### THE TASK
Rewrite part of the material below as a JSON list of strings, one string per line with blank lines omitted, starting at the line containing "x-tick-label: 14 bbox=[431, 336, 445, 348]" and stopping after the line containing "y-tick-label: 40 bbox=[39, 16, 52, 28]".

### MATERIAL
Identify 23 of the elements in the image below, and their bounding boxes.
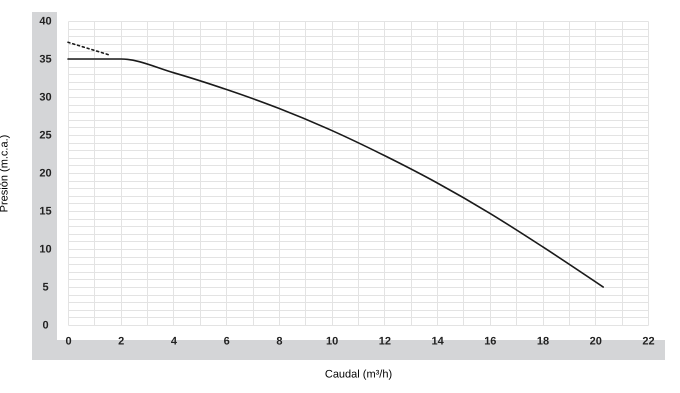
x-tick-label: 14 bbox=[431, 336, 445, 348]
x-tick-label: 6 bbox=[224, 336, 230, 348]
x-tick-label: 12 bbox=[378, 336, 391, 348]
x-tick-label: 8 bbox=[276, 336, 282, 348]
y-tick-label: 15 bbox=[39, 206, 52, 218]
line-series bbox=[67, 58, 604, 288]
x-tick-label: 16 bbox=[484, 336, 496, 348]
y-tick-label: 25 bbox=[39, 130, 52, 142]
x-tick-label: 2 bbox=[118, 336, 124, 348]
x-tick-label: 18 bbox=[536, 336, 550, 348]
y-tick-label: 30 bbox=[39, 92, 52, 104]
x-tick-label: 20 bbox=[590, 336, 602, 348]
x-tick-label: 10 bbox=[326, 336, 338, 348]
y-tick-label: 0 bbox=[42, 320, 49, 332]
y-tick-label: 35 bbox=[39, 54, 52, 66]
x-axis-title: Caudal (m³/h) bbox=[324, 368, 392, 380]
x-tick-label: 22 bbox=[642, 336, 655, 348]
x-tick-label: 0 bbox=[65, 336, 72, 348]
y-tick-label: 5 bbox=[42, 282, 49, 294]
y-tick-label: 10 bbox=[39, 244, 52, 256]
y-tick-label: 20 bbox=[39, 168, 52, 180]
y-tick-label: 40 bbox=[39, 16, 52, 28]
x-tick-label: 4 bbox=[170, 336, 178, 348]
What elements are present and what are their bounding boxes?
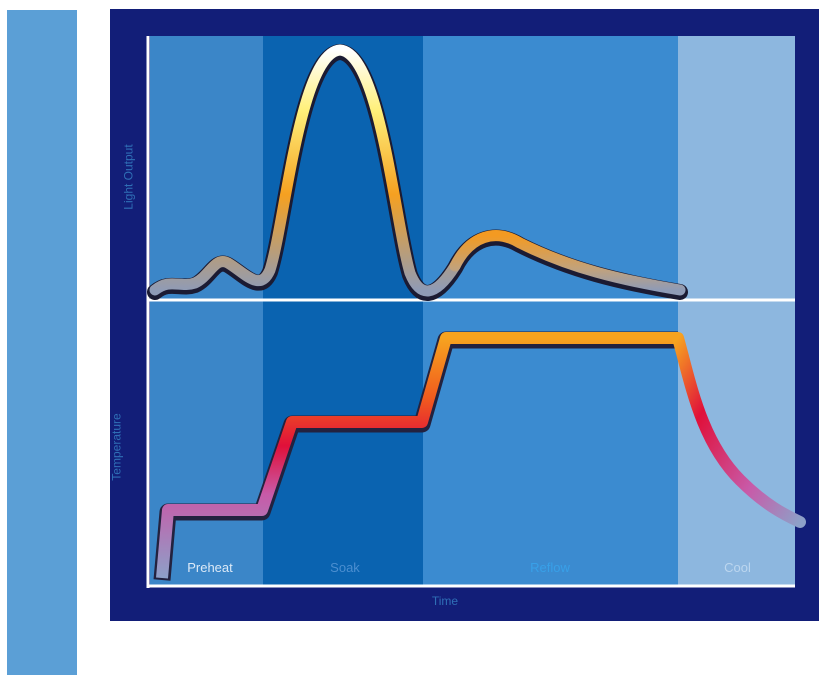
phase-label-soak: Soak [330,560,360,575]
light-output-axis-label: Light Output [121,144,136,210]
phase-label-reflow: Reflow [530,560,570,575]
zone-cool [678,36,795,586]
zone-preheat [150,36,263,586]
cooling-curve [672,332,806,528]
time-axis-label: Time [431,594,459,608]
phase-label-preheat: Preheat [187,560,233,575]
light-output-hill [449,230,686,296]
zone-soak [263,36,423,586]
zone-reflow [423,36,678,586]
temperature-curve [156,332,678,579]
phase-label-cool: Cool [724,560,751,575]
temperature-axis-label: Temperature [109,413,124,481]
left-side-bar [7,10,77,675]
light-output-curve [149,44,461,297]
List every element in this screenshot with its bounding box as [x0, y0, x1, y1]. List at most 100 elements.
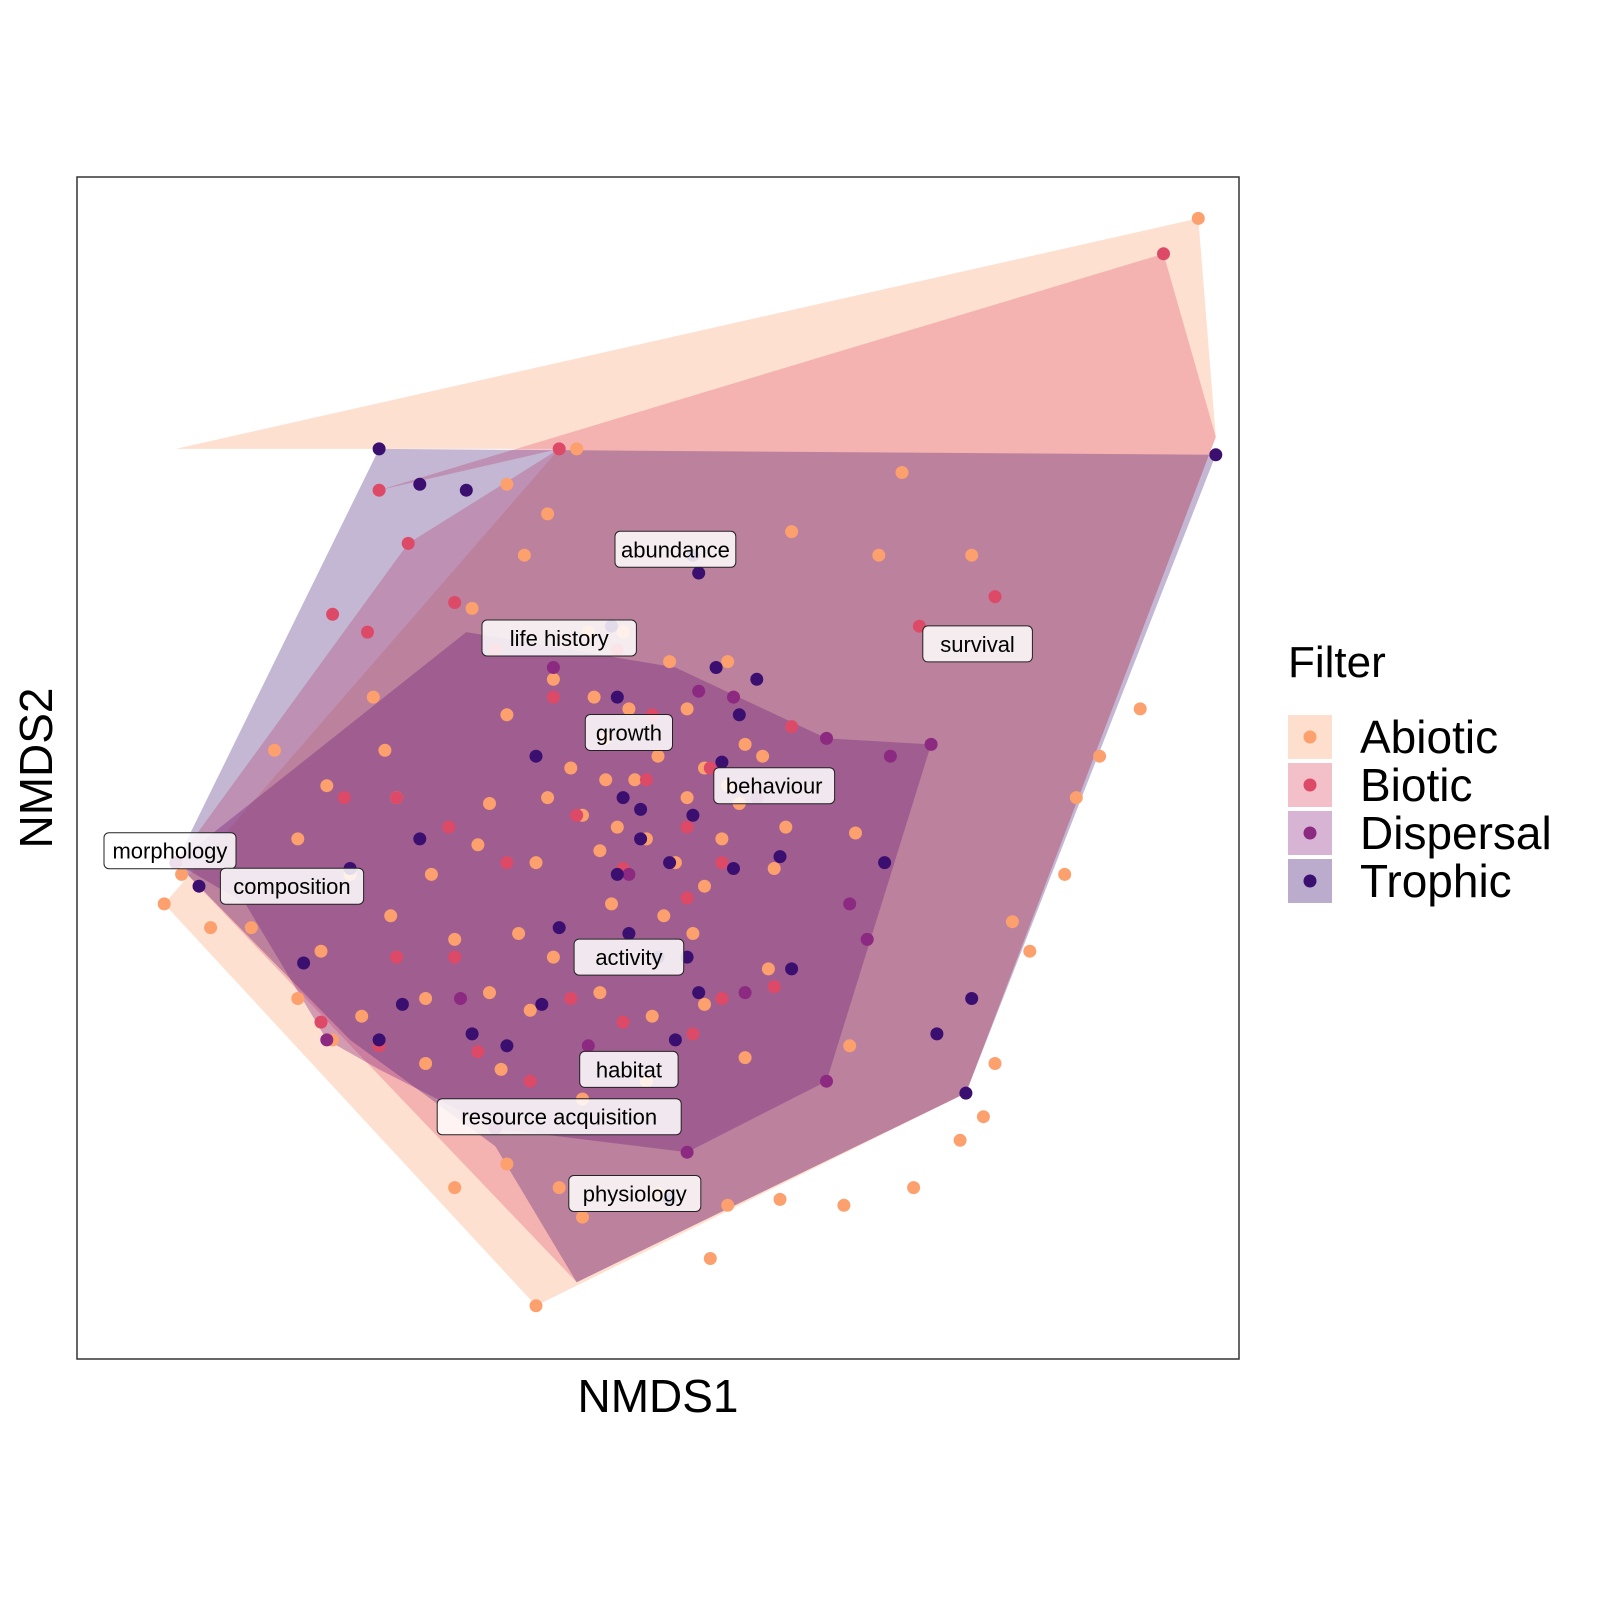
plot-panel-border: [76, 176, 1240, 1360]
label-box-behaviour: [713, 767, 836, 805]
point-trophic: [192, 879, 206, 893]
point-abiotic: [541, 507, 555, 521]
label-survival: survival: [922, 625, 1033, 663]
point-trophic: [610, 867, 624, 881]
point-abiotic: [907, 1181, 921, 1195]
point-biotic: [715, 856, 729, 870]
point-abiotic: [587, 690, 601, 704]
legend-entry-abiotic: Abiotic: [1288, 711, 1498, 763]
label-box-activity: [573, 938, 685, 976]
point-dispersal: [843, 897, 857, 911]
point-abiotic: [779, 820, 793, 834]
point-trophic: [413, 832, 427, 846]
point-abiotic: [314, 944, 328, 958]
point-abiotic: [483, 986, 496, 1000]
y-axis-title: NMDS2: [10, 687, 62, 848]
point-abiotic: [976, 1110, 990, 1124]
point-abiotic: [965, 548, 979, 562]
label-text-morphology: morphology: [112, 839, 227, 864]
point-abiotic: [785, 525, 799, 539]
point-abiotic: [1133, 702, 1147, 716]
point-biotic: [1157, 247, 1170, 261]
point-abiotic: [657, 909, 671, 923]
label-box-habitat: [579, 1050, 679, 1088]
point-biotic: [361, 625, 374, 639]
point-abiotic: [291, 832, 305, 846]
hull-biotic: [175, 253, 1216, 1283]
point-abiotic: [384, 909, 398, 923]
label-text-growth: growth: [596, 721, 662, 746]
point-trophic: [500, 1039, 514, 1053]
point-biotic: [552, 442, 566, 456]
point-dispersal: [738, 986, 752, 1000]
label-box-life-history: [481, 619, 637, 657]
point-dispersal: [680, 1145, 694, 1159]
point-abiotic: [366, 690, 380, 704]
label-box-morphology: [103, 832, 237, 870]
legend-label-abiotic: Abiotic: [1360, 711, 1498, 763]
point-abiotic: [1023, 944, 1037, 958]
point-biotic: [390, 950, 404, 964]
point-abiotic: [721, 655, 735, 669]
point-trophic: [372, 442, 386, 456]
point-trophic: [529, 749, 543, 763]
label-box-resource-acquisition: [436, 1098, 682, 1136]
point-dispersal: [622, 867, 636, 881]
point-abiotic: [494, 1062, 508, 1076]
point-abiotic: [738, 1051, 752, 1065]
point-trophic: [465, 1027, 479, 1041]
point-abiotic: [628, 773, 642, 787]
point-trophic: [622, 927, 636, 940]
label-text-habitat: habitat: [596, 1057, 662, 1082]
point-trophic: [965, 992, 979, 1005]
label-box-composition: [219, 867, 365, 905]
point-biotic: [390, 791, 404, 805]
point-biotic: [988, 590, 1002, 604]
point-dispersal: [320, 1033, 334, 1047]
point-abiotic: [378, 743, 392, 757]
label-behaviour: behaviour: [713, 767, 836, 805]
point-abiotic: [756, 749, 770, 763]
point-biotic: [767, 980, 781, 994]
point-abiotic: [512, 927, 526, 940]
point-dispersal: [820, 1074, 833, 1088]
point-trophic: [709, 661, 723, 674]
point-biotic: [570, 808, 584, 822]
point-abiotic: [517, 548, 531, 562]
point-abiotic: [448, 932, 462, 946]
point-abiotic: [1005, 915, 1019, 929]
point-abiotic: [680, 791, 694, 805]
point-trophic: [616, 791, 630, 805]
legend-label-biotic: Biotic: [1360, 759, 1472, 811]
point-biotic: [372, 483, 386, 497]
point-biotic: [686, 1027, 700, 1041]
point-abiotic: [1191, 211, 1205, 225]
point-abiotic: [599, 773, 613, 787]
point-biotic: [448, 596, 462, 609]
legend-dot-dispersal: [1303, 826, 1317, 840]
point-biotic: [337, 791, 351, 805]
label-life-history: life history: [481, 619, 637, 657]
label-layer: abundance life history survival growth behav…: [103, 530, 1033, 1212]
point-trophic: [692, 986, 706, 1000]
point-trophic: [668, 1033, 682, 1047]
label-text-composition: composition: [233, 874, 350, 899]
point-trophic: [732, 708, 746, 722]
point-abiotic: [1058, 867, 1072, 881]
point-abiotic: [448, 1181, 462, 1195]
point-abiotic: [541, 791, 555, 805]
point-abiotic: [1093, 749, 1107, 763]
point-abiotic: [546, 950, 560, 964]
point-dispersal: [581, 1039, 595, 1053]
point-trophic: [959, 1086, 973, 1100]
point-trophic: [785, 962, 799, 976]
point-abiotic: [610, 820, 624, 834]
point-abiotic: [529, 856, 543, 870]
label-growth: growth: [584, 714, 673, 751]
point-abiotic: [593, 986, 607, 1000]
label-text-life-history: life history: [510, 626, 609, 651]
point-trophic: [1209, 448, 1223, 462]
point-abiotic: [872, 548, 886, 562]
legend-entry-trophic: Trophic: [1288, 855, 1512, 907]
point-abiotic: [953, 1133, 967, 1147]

### FINAL RESULT
[
  "x-tick-label: 14 bbox=[431, 336, 445, 348]",
  "x-tick-label: 6 bbox=[224, 336, 230, 348]",
  "x-tick-label: 12 bbox=[378, 336, 391, 348]",
  "x-tick-label: 8 bbox=[276, 336, 282, 348]",
  "y-tick-label: 15 bbox=[39, 206, 52, 218]",
  "line-series bbox=[67, 58, 604, 288]",
  "x-tick-label: 16 bbox=[484, 336, 496, 348]",
  "y-tick-label: 25 bbox=[39, 130, 52, 142]",
  "x-tick-label: 2 bbox=[118, 336, 124, 348]",
  "x-tick-label: 18 bbox=[536, 336, 550, 348]",
  "y-tick-label: 30 bbox=[39, 92, 52, 104]",
  "x-tick-label: 20 bbox=[590, 336, 602, 348]",
  "x-tick-label: 10 bbox=[326, 336, 338, 348]",
  "y-tick-label: 0 bbox=[42, 320, 49, 332]",
  "y-tick-label: 35 bbox=[39, 54, 52, 66]",
  "x-axis-title: Caudal (m³/h) bbox=[324, 368, 392, 380]",
  "x-tick-label: 22 bbox=[642, 336, 655, 348]",
  "x-tick-label: 0 bbox=[65, 336, 72, 348]",
  "y-tick-label: 5 bbox=[42, 282, 49, 294]",
  "y-tick-label: 10 bbox=[39, 244, 52, 256]",
  "y-tick-label: 20 bbox=[39, 168, 52, 180]",
  "y-tick-label: 40 bbox=[39, 16, 52, 28]"
]